__Exercise details__:
Leave out every picture, and retype exactly the lines from the line with "Output a JSON" through the line with "Convert this screenshot", both ends included.

* START Extracted information *

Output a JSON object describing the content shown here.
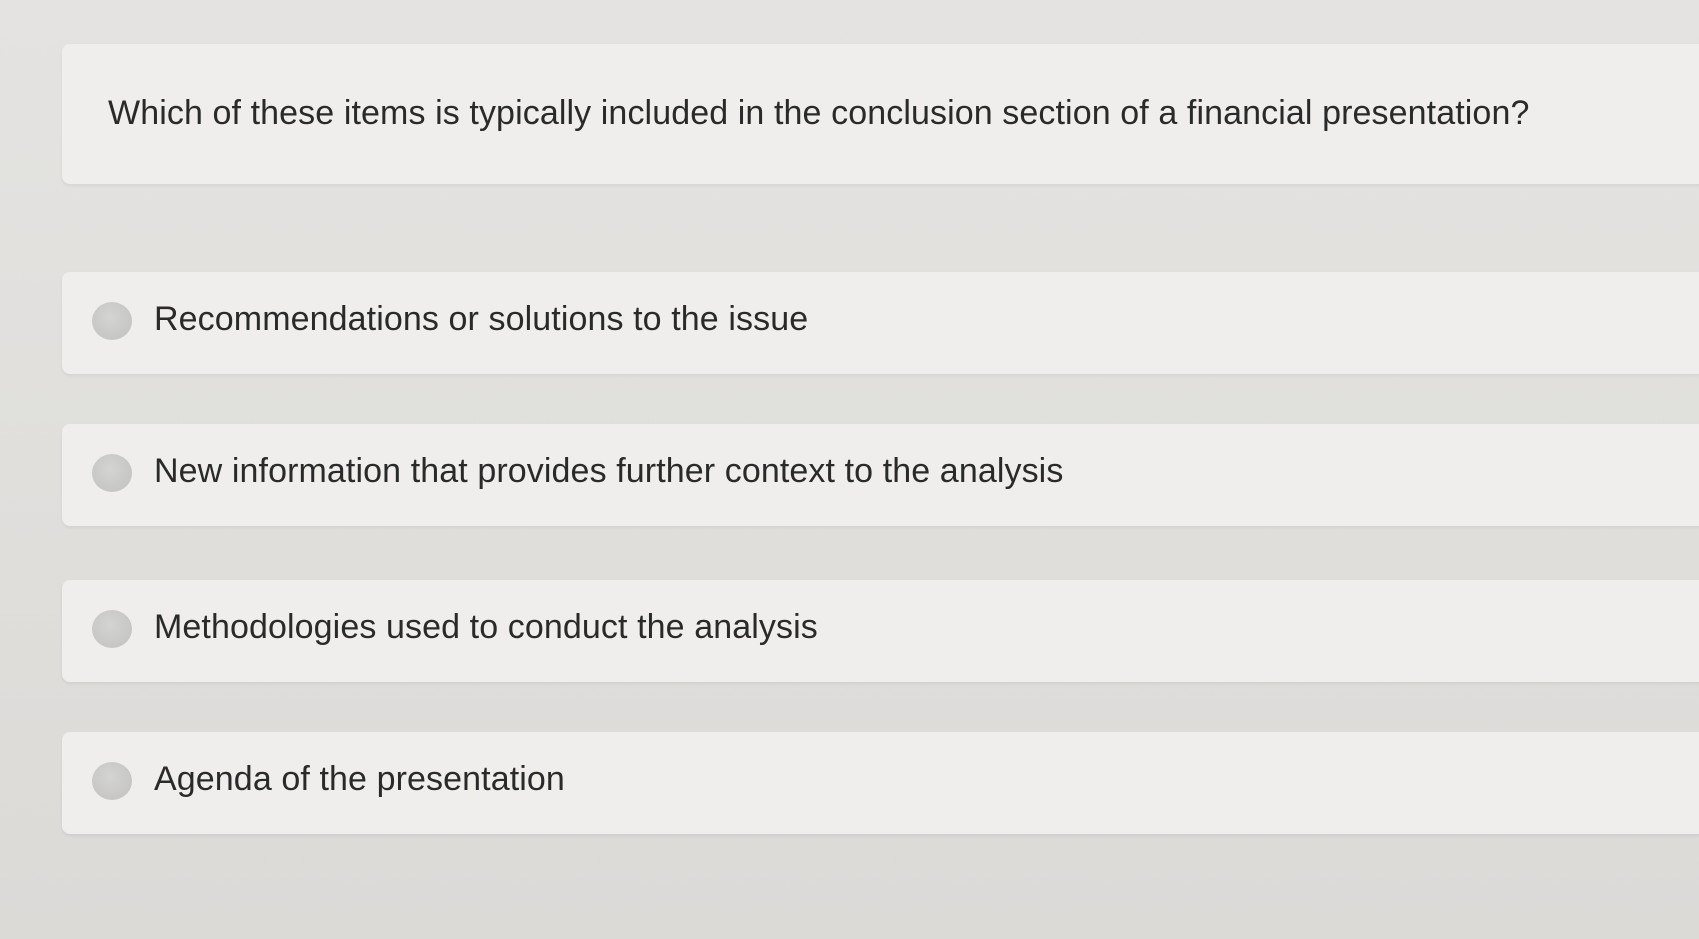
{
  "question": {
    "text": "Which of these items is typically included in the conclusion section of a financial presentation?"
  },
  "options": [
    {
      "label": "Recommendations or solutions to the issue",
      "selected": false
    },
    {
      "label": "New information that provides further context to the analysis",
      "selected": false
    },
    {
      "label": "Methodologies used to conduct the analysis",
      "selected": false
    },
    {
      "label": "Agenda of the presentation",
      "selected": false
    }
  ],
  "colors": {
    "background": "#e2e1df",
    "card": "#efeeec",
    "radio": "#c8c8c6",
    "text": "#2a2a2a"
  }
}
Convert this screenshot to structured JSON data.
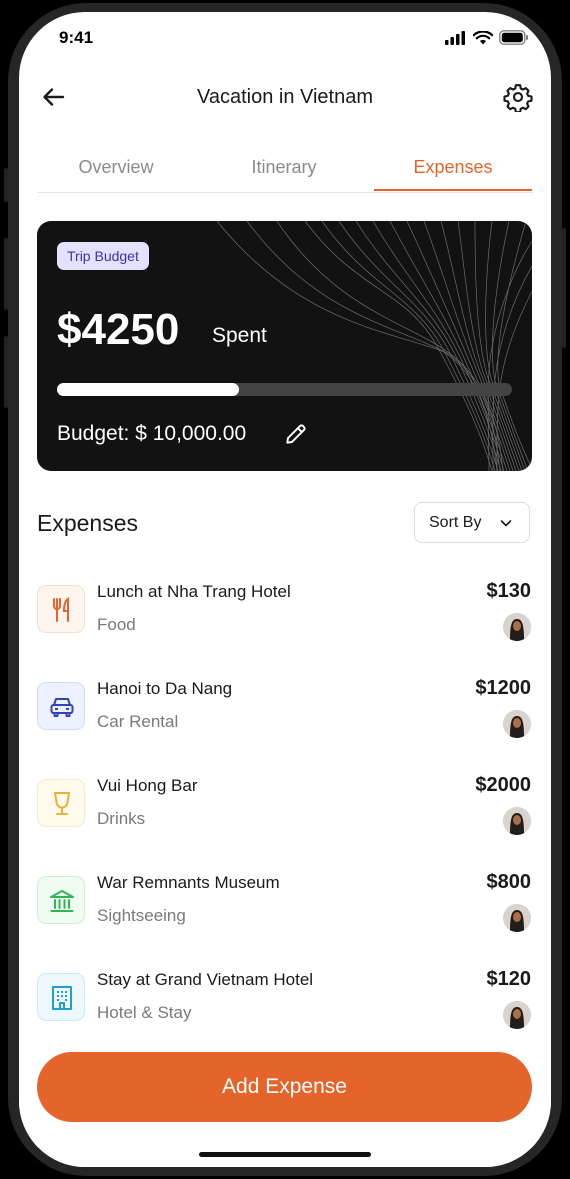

* END Extracted information *
* START Extracted information *

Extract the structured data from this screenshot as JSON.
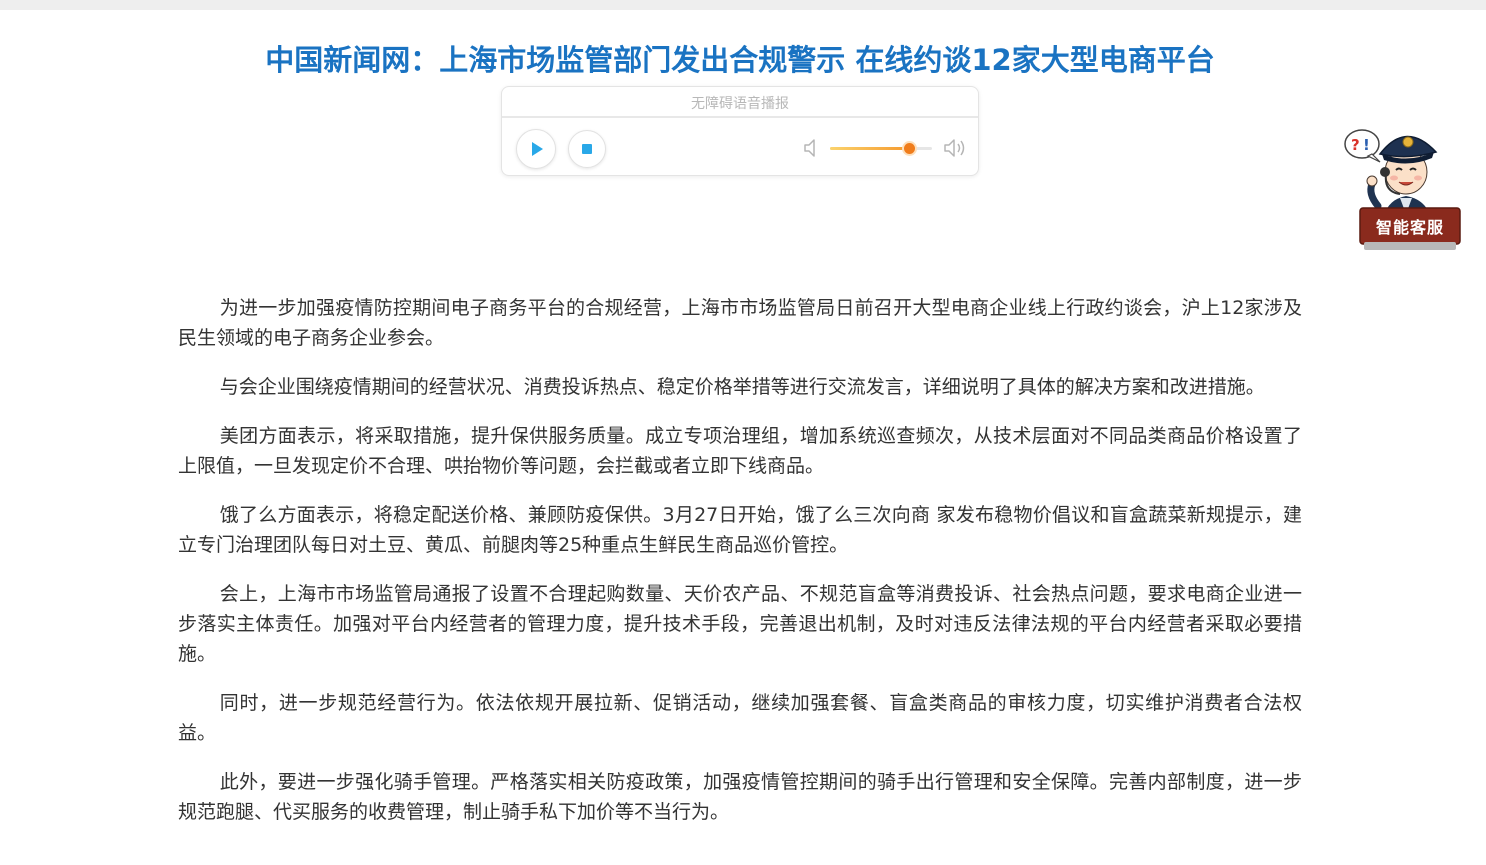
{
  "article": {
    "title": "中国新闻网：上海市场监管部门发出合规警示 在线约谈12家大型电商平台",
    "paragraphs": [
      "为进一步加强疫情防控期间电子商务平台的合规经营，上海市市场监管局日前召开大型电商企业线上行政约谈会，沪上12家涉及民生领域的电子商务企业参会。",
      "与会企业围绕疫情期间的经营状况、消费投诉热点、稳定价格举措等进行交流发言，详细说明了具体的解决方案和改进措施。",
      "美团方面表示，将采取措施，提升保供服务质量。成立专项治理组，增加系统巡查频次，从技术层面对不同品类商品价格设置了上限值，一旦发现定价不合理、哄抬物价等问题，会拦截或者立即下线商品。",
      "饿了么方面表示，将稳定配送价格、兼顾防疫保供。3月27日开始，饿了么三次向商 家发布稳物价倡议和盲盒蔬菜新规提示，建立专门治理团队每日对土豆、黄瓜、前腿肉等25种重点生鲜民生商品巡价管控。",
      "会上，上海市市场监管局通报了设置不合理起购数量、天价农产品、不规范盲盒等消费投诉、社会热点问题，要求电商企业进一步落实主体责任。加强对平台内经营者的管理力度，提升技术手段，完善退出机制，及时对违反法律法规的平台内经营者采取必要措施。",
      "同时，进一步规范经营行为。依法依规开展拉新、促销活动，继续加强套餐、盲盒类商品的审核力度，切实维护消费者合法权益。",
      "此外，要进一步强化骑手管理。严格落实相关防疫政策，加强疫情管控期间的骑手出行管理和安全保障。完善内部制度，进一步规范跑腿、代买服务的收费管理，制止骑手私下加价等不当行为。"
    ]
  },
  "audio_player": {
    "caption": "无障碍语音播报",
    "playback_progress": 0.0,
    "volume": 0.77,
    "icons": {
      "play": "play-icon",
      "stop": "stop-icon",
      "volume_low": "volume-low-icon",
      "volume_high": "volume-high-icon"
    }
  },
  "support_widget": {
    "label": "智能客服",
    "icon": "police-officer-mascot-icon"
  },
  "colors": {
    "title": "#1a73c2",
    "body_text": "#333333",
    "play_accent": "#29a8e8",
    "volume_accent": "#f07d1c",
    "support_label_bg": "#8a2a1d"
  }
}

* END Extracted information *

__Result__:
Output a JSON object describing the content shown here.
{
  "question": {
    "text": "Which of these items is typically included in the conclusion section of a financial presentation?"
  },
  "options": [
    {
      "label": "Recommendations or solutions to the issue",
      "selected": false
    },
    {
      "label": "New information that provides further context to the analysis",
      "selected": false
    },
    {
      "label": "Methodologies used to conduct the analysis",
      "selected": false
    },
    {
      "label": "Agenda of the presentation",
      "selected": false
    }
  ],
  "colors": {
    "background": "#e2e1df",
    "card": "#efeeec",
    "radio": "#c8c8c6",
    "text": "#2a2a2a"
  }
}
Convert this screenshot to structured JSON data.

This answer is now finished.